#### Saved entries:
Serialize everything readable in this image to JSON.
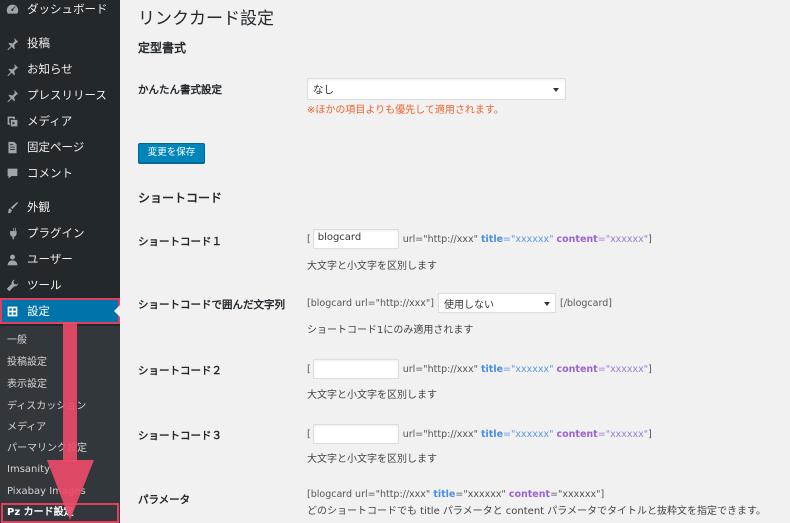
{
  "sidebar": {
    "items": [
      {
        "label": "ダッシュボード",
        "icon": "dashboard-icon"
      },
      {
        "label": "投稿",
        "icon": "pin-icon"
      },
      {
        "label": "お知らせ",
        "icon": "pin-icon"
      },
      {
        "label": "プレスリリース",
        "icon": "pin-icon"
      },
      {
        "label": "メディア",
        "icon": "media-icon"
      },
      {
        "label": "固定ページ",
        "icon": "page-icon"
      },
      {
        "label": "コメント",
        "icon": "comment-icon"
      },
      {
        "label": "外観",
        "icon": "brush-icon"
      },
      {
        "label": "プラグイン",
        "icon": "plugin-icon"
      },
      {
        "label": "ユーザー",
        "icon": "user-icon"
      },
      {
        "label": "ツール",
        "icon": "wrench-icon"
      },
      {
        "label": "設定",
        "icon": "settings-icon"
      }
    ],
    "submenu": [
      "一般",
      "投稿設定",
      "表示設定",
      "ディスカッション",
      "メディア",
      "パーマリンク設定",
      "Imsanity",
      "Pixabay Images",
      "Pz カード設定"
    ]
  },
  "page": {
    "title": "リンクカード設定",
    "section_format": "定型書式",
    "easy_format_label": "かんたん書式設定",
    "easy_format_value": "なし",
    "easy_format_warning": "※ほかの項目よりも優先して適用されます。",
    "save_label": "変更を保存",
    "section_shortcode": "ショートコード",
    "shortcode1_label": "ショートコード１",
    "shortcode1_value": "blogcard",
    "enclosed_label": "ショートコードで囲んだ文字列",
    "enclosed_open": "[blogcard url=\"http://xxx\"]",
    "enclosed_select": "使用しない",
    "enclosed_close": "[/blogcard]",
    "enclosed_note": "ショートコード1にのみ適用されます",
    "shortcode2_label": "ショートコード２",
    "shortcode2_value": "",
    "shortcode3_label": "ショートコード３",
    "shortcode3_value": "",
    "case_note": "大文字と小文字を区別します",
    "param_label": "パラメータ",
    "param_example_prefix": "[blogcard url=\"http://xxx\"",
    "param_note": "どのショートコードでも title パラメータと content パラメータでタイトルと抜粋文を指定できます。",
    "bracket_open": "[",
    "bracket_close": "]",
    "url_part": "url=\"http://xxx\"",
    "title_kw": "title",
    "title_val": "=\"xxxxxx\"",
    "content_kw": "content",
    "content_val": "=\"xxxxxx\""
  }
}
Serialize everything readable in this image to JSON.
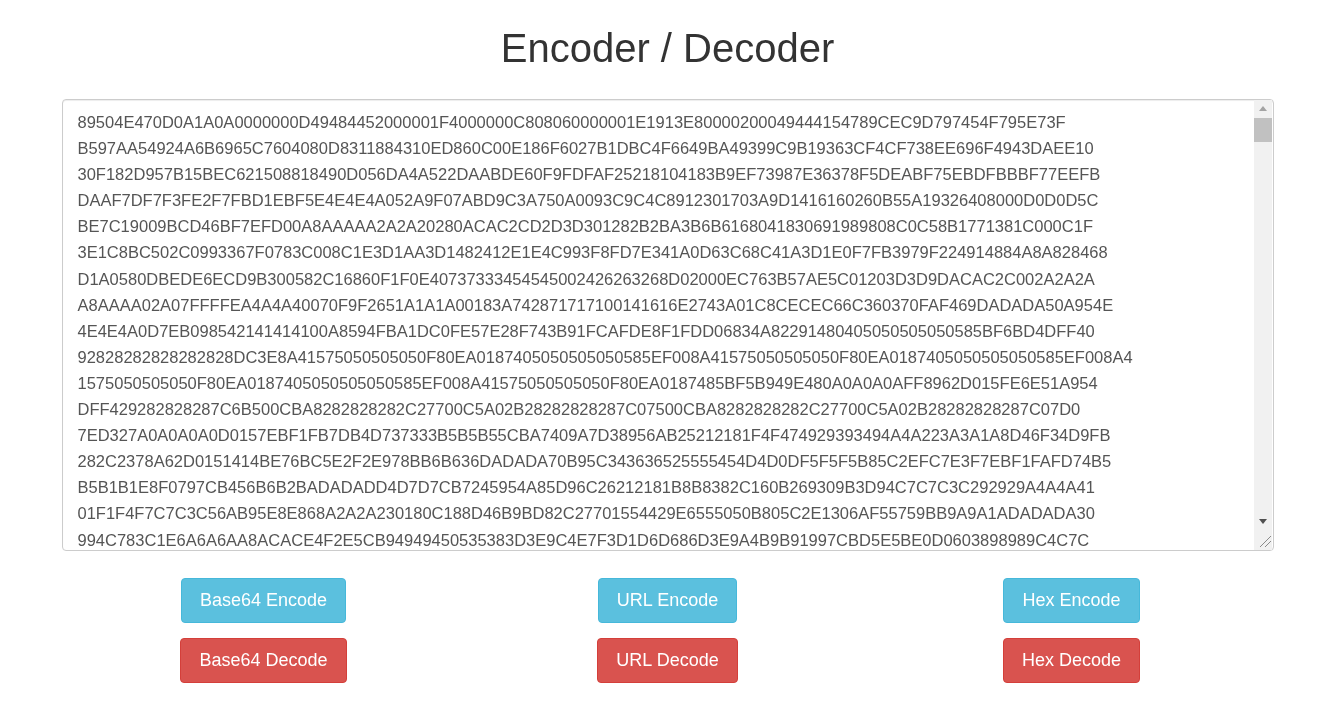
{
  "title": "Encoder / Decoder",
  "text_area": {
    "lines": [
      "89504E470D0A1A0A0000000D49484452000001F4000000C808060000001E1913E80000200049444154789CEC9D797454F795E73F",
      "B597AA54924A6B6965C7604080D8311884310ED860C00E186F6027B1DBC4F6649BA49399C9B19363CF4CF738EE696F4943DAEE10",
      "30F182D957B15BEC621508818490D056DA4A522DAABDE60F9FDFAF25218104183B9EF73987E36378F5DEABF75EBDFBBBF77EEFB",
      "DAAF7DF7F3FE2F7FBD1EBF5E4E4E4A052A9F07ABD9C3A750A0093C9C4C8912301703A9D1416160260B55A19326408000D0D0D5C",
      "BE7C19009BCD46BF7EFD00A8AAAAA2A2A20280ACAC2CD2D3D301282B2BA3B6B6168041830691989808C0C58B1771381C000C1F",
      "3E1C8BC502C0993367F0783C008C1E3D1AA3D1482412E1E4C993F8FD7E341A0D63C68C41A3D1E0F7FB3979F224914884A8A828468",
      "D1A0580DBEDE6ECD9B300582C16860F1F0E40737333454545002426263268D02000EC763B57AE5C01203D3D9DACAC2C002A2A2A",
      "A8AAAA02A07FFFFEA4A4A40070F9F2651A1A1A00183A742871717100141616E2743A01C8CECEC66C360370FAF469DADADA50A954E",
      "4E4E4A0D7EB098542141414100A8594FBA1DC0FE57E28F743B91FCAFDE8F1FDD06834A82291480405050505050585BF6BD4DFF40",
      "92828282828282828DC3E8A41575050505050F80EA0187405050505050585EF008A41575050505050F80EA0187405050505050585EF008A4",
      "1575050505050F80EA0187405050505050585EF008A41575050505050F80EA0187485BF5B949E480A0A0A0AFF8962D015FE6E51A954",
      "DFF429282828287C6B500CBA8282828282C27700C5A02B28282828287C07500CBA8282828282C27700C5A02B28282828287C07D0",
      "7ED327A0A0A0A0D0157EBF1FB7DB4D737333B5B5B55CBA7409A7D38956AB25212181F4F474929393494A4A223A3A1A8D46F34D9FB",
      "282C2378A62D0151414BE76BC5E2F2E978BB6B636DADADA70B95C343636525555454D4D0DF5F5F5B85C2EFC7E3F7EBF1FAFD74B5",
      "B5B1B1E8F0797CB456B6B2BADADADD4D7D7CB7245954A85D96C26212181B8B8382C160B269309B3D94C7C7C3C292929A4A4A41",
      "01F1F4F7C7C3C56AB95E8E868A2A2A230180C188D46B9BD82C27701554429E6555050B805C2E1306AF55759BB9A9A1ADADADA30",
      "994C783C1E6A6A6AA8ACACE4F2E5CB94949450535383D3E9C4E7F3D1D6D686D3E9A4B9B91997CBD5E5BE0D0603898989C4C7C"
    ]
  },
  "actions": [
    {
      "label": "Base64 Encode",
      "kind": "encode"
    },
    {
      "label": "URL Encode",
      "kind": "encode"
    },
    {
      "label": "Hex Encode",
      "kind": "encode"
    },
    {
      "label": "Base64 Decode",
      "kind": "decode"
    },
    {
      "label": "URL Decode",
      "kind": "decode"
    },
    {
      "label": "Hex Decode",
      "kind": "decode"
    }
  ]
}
...
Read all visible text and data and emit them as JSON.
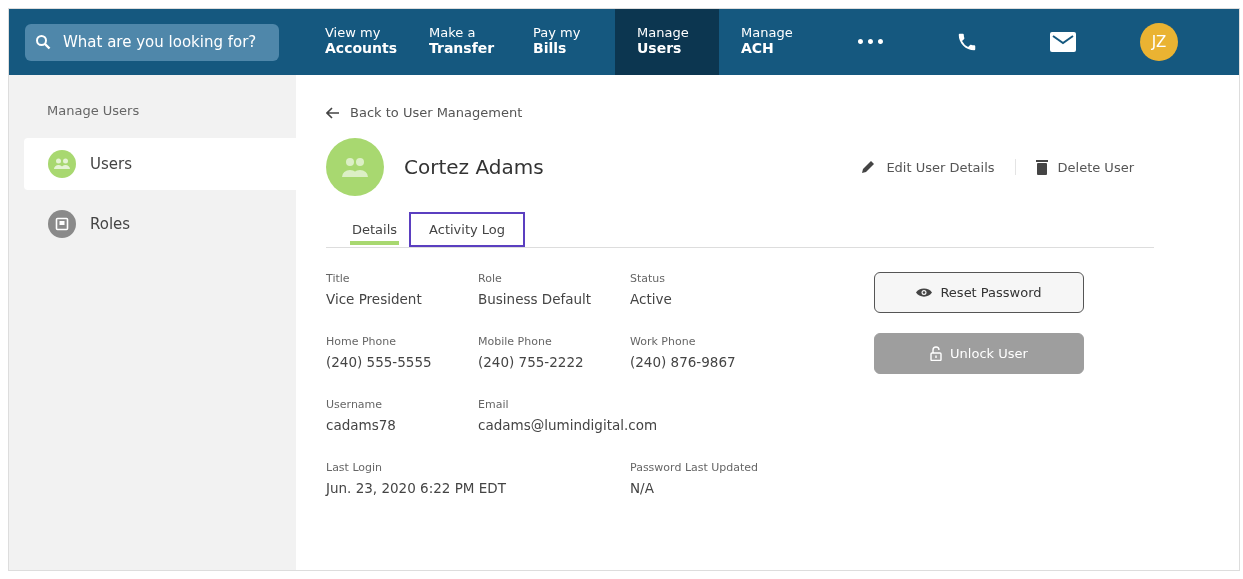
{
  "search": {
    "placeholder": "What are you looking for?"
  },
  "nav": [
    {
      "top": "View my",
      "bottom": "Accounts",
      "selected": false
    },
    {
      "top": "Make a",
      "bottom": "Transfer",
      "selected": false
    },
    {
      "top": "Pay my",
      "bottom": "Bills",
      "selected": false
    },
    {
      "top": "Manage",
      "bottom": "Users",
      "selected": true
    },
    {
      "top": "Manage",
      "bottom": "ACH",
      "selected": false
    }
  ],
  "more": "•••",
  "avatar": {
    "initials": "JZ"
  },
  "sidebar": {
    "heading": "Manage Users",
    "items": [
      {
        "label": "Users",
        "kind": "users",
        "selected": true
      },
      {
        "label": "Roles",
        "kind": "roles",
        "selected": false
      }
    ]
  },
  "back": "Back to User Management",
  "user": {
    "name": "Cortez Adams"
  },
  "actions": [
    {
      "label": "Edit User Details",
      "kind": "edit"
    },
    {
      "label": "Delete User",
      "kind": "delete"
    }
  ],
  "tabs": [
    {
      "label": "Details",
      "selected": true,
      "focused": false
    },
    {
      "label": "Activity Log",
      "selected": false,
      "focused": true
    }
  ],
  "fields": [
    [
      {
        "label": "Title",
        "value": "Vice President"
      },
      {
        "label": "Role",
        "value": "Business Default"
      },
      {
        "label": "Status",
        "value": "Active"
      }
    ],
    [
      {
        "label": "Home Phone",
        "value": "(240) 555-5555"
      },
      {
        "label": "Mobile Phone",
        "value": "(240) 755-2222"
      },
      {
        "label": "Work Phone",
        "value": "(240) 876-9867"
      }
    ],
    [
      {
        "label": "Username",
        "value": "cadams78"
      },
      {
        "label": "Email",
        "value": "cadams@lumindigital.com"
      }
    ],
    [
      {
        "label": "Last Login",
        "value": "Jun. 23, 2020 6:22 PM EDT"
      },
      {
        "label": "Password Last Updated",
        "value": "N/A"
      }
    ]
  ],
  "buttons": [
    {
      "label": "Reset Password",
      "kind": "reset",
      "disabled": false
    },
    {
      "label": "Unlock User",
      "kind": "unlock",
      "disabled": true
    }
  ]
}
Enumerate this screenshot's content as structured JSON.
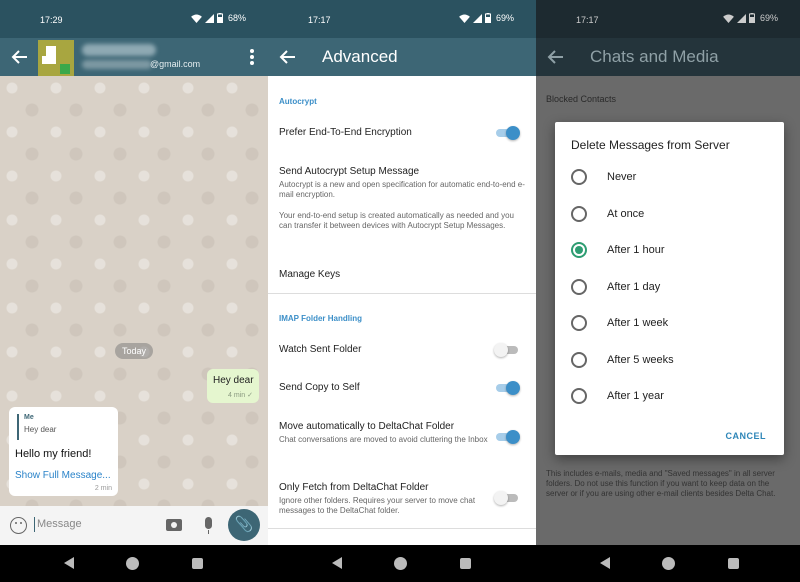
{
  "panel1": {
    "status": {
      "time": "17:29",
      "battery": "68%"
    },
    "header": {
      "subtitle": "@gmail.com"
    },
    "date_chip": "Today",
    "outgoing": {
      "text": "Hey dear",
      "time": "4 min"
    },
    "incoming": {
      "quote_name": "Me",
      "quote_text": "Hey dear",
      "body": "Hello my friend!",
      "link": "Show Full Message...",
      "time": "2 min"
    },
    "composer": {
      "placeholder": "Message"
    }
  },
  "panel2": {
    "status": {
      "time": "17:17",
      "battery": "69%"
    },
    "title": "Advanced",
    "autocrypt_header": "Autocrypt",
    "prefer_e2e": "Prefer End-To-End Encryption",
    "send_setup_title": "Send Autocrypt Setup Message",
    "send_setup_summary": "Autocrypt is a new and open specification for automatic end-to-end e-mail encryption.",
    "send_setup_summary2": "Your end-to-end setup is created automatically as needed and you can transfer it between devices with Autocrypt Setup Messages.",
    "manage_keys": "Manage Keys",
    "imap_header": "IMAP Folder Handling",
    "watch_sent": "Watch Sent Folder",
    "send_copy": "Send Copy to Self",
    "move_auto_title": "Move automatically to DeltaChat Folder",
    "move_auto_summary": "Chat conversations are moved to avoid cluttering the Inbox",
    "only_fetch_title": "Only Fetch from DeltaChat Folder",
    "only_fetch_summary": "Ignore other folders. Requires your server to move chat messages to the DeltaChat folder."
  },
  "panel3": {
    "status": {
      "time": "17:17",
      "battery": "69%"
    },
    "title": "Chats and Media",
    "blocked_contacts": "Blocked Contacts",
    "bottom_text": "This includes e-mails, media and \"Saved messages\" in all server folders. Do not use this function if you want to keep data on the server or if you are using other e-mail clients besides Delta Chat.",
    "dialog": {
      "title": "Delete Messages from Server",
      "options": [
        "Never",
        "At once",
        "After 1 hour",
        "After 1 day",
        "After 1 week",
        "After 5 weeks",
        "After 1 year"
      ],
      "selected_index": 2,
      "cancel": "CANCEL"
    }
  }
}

#### What you are asked to do:
Report all lines of the data that include the word "automatically".

#### Answer to this problem:
    "send_setup_summary2": "Your end-to-end setup is created automatically as needed and you can transfer it between devices with Autocrypt Setup Messages.",
    "move_auto_title": "Move automatically to DeltaChat Folder",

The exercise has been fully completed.